§ Exercise brief: Using the listing below, copy every line that mentions "حبان".

§ Extracted records:
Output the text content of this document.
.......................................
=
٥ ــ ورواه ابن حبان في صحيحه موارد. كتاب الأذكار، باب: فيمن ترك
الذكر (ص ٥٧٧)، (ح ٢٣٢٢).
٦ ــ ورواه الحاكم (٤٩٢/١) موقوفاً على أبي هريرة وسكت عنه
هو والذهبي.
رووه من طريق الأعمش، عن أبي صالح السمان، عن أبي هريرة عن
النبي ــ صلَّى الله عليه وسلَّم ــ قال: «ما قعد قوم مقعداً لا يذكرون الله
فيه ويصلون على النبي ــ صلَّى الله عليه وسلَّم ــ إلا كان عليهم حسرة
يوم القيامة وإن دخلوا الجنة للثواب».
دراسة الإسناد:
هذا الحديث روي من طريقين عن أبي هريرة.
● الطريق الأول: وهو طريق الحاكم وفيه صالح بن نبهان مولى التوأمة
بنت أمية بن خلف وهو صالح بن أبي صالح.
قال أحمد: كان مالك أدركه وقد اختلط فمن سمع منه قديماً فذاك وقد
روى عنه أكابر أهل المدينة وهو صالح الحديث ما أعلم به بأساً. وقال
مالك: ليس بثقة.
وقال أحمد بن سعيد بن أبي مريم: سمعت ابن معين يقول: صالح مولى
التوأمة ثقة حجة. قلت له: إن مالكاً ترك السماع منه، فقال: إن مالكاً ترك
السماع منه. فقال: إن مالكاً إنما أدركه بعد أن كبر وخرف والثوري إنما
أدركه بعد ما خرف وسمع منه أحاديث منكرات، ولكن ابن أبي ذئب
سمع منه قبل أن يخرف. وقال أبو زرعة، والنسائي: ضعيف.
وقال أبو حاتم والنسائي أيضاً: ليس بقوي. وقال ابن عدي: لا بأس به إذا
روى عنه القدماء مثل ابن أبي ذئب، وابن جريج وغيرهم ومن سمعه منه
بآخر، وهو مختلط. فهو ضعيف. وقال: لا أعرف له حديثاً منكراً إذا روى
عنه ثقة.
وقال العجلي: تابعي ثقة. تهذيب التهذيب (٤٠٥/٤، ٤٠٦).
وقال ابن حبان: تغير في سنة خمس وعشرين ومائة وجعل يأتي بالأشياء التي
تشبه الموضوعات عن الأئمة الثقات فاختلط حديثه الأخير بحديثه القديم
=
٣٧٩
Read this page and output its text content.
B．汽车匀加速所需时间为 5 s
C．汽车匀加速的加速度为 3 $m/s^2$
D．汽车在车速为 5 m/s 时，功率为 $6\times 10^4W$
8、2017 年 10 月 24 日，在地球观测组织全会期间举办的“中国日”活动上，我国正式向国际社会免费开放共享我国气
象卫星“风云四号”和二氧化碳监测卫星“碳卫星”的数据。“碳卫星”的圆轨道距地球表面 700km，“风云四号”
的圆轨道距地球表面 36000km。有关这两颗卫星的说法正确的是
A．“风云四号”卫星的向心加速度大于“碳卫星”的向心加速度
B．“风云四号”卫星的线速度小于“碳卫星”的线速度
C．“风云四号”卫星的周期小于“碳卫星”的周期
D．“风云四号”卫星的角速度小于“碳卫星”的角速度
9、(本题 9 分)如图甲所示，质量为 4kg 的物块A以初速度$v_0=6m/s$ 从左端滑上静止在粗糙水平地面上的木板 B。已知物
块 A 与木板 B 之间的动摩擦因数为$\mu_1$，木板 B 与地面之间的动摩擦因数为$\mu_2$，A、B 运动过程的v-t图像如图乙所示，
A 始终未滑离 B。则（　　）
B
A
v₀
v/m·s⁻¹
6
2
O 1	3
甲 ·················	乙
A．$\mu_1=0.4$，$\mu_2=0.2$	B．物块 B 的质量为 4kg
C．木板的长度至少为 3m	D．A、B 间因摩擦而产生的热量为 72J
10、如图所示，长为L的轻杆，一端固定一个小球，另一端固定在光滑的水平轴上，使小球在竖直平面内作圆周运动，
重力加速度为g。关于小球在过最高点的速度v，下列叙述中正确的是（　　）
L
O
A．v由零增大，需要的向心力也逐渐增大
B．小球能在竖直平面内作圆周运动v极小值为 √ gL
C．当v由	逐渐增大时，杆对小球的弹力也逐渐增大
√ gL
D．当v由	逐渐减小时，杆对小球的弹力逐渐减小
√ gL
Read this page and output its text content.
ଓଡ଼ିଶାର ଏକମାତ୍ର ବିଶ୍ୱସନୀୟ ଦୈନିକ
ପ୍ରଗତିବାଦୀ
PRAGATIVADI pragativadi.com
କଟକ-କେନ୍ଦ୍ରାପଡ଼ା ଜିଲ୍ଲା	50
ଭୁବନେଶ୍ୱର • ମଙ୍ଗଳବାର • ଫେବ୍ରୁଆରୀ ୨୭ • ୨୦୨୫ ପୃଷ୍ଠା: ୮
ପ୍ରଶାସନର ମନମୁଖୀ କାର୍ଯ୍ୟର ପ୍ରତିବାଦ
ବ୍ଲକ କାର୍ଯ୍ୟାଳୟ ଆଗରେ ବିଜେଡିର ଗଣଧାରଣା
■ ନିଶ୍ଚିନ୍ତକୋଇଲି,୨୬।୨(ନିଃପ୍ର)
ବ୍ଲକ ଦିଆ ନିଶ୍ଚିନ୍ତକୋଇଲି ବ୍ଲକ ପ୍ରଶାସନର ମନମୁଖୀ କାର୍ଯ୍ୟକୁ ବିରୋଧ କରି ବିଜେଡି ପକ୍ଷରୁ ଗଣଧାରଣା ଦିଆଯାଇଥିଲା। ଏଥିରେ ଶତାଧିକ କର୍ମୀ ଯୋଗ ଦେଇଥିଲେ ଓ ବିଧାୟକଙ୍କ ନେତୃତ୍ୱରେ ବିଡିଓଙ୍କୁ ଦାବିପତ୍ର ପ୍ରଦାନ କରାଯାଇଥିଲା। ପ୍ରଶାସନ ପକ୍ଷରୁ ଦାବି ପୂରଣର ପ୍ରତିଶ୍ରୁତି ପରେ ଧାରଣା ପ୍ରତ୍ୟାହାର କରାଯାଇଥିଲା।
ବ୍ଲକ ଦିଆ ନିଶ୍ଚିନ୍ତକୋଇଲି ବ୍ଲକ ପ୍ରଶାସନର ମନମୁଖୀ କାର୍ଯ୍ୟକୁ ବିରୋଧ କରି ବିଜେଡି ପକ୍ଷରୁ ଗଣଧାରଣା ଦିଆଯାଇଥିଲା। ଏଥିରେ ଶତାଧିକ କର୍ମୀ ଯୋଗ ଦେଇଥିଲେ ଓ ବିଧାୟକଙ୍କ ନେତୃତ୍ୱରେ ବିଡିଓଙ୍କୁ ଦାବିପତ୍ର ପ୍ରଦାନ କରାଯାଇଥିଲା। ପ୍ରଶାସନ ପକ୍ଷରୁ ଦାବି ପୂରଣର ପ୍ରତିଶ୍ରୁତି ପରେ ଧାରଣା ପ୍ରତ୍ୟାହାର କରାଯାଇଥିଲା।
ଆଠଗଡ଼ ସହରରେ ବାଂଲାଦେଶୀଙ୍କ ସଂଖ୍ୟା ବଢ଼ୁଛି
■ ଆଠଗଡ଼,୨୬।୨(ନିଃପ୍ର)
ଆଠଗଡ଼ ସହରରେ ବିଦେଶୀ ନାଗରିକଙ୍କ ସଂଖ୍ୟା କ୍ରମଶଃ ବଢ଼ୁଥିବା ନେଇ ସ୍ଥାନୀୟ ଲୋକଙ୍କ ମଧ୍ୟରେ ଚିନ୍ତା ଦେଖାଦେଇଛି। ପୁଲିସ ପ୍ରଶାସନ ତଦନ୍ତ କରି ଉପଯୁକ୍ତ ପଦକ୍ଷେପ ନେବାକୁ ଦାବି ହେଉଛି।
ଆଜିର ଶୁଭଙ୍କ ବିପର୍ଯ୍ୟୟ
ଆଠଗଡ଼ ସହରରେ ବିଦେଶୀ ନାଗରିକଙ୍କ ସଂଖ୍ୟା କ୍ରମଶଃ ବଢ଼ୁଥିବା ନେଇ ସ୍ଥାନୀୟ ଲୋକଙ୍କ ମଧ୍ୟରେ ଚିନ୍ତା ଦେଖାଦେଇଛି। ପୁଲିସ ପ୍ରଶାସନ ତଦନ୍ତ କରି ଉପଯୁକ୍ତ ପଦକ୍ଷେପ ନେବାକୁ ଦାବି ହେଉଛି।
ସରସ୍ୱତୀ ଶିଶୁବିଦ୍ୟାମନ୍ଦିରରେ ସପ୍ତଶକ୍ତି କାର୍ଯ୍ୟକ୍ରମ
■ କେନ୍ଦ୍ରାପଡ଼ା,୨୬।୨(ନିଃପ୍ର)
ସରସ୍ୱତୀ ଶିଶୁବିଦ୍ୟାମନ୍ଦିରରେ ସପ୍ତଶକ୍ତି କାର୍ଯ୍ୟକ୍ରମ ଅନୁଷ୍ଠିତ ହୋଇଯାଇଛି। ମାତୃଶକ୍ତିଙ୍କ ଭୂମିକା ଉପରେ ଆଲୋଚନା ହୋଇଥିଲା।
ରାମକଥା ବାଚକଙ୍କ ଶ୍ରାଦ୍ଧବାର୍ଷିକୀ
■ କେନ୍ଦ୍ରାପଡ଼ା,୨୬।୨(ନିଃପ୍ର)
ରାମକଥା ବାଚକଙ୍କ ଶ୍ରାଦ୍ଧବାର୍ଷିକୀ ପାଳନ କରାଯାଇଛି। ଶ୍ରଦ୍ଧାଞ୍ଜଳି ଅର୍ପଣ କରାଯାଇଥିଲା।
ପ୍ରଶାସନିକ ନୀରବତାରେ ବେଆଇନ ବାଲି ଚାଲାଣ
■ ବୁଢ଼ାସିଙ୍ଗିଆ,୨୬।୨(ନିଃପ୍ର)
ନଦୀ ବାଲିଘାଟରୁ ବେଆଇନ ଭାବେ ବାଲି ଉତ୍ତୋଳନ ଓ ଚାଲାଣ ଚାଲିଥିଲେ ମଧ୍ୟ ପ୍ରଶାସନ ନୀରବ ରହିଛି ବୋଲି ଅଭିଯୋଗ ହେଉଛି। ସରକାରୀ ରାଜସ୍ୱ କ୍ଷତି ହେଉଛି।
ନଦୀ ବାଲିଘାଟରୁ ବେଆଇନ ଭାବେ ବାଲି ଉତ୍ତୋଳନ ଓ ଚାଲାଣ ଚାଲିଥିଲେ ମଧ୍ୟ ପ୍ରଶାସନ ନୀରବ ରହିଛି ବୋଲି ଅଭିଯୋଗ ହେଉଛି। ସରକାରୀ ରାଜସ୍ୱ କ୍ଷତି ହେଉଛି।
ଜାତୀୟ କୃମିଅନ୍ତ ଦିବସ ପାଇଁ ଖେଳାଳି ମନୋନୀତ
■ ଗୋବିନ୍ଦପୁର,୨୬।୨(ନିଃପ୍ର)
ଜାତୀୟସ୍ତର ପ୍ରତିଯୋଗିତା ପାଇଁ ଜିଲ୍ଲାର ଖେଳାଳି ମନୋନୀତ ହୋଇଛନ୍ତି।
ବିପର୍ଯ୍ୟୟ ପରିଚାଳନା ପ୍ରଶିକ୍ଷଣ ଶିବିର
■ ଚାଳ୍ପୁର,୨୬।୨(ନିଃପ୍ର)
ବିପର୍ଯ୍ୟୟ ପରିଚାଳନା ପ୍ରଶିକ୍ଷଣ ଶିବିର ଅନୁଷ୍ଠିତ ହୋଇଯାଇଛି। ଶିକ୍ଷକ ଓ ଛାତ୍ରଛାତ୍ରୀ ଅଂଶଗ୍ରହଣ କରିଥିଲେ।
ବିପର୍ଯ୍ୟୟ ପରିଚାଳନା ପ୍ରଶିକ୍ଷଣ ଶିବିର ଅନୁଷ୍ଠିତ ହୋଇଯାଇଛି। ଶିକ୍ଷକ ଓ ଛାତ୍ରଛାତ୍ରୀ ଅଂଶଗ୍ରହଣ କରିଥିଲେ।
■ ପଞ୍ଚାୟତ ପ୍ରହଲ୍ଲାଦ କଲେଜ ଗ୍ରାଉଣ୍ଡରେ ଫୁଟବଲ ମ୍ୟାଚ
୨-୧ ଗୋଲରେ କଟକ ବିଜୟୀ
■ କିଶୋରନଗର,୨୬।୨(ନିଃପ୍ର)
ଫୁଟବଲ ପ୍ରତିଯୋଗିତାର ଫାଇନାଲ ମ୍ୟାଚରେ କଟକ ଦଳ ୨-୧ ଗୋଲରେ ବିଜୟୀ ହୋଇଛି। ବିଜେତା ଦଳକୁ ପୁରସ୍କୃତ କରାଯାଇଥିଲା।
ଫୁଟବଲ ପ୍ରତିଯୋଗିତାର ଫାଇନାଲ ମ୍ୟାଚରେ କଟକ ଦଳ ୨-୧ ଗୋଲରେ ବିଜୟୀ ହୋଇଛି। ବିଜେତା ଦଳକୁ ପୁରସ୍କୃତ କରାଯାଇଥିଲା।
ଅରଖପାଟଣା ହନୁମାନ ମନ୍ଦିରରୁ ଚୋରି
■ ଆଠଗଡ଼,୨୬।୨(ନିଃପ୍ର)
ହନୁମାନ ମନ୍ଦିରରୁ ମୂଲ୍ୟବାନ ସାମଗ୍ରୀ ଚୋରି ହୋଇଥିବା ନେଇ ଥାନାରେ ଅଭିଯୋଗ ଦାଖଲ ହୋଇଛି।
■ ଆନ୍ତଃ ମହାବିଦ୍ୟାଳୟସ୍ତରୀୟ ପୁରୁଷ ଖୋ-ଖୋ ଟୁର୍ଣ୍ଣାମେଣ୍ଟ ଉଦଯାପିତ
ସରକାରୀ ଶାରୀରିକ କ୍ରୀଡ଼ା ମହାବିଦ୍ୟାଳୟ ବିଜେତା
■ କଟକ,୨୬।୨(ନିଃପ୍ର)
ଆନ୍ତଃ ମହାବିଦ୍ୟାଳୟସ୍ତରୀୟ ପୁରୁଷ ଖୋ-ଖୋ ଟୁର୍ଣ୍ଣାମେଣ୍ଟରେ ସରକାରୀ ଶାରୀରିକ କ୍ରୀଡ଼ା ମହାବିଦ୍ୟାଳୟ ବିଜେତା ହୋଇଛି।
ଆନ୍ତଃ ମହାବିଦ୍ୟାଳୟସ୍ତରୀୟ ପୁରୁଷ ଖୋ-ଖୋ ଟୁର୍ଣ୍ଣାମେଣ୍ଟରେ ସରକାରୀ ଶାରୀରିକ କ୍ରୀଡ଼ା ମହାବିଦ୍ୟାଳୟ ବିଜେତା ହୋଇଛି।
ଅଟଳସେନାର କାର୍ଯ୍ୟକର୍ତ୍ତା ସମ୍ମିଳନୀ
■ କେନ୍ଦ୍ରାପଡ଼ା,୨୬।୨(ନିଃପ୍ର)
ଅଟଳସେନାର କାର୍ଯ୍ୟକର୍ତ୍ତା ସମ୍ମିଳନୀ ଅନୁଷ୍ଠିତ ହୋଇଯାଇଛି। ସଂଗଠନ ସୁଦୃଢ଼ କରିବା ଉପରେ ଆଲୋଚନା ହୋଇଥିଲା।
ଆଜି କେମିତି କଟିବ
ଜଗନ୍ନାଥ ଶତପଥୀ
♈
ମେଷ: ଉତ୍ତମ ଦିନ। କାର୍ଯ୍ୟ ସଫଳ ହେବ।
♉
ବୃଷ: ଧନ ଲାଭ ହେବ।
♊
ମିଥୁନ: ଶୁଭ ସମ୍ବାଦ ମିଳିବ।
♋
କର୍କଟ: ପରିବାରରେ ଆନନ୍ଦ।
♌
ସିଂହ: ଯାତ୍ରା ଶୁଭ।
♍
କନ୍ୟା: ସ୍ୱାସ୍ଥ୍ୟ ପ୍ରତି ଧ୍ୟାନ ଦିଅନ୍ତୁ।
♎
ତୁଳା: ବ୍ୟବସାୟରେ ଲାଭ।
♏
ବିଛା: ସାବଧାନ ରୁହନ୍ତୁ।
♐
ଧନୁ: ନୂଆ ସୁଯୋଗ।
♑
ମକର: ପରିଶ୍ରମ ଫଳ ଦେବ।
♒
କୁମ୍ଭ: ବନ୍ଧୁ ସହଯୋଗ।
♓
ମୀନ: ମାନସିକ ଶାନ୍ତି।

§ Solved exercise:
٥ ــ ورواه ابن حبان في صحيحه موارد. كتاب الأذكار، باب: فيمن ترك
وقال ابن حبان: تغير في سنة خمس وعشرين ومائة وجعل يأتي بالأشياء التي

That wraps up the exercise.